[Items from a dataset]
■ ■ ■ ■ ■ ■ ■
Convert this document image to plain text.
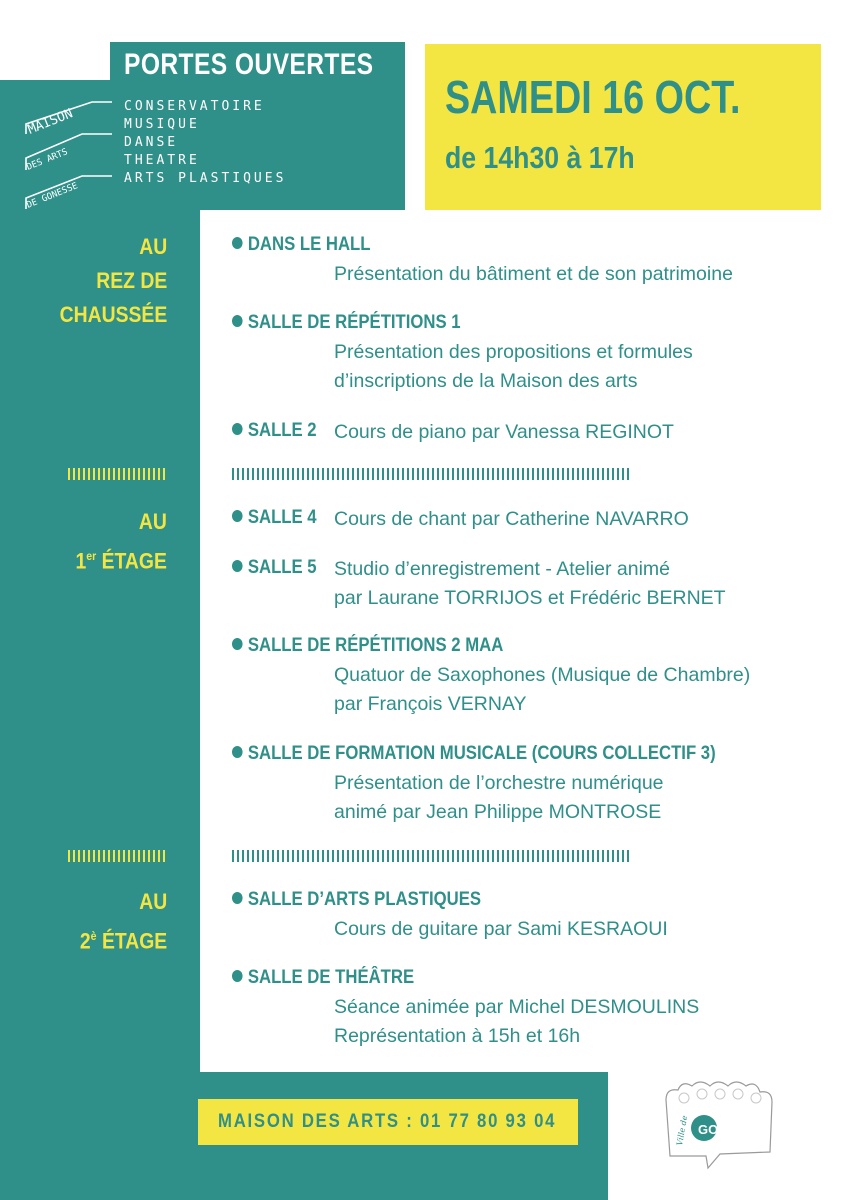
PORTES OUVERTES
CONSERVATOIRE
MUSIQUE
DANSE
THEATRE
ARTS PLASTIQUES
MAISON
DES ARTS
DE GONESSE
SAMEDI 16 OCT.
de 14h30 à 17h
AU
REZ DE
CHAUSSÉE
AU
1er ÉTAGE
AU
$2^è$ ÉTAGE
DANS LE HALL
Présentation du bâtiment et de son patrimoine
SALLE DE RÉPÉTITIONS 1
Présentation des propositions et formules
d’inscriptions de la Maison des arts
SALLE 2 Cours de piano par Vanessa REGINOT
SALLE 4 Cours de chant par Catherine NAVARRO
SALLE 5 Studio d’enregistrement - Atelier animé
par Laurane TORRIJOS et Frédéric BERNET
SALLE DE RÉPÉTITIONS 2 MAA
Quatuor de Saxophones (Musique de Chambre)
par François VERNAY
SALLE DE FORMATION MUSICALE (COURS COLLECTIF 3)
Présentation de l’orchestre numérique
animé par Jean Philippe MONTROSE
SALLE D’ARTS PLASTIQUES
Cours de guitare par Sami KESRAOUI
SALLE DE THÉÂTRE
Séance animée par Michel DESMOULINS
Représentation à 15h et 16h
MAISON DES ARTS : 01 77 80 93 04	Ville de GONESSE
■ ■ ■ ■ ■ ■ ■
(EXERCISE OBJECTIVE) Please write out all the data again word for word, but not the pictures.

(ANSWER TO THIS EXERCISE)
Convert this document image to plain text.
PORTES OUVERTES
CONSERVATOIRE
MUSIQUE
DANSE
THEATRE
ARTS PLASTIQUES
MAISON
DES ARTS
DE GONESSE
SAMEDI 16 OCT.
de 14h30 à 17h
AU
REZ DE
CHAUSSÉE
AU
1er ÉTAGE
AU
$2^è$ ÉTAGE
DANS LE HALL
Présentation du bâtiment et de son patrimoine
SALLE DE RÉPÉTITIONS 1
Présentation des propositions et formules
d’inscriptions de la Maison des arts
SALLE 2 Cours de piano par Vanessa REGINOT
SALLE 4 Cours de chant par Catherine NAVARRO
SALLE 5 Studio d’enregistrement - Atelier animé
par Laurane TORRIJOS et Frédéric BERNET
SALLE DE RÉPÉTITIONS 2 MAA
Quatuor de Saxophones (Musique de Chambre)
par François VERNAY
SALLE DE FORMATION MUSICALE (COURS COLLECTIF 3)
Présentation de l’orchestre numérique
animé par Jean Philippe MONTROSE
SALLE D’ARTS PLASTIQUES
Cours de guitare par Sami KESRAOUI
SALLE DE THÉÂTRE
Séance animée par Michel DESMOULINS
Représentation à 15h et 16h
MAISON DES ARTS : 01 77 80 93 04	Ville de GONESSE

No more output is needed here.